● **REQUIRED WORK**: Copy each line below in which the string "INSTITUTIONS" occurs.

● **DATASET RECORDS**:
● ● ● ●
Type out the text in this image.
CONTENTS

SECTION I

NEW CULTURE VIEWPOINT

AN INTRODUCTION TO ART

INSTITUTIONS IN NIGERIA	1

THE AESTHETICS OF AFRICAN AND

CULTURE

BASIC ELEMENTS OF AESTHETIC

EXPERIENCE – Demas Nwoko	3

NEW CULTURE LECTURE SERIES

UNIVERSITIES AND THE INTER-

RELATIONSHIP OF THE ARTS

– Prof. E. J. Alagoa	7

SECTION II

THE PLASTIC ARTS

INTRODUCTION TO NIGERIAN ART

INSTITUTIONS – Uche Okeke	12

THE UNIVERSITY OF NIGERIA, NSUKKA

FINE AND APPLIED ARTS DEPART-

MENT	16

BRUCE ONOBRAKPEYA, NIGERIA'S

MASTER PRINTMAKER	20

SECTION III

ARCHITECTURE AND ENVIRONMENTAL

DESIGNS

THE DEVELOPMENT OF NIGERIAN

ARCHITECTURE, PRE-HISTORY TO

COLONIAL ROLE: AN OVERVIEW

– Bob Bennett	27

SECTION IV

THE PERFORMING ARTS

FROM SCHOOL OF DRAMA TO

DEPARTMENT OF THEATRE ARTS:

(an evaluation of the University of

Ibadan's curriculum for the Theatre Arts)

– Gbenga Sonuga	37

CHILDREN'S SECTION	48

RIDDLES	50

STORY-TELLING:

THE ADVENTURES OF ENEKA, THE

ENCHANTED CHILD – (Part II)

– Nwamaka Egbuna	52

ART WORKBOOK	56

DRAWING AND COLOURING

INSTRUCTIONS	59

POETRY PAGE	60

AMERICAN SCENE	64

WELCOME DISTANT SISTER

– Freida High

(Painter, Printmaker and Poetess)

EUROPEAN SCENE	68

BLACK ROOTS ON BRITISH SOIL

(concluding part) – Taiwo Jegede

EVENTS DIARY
● ● ● ●
● **RESPONSE FOR THIS EXERCISE**:
INSTITUTIONS IN NIGERIA	1
INSTITUTIONS – Uche Okeke	12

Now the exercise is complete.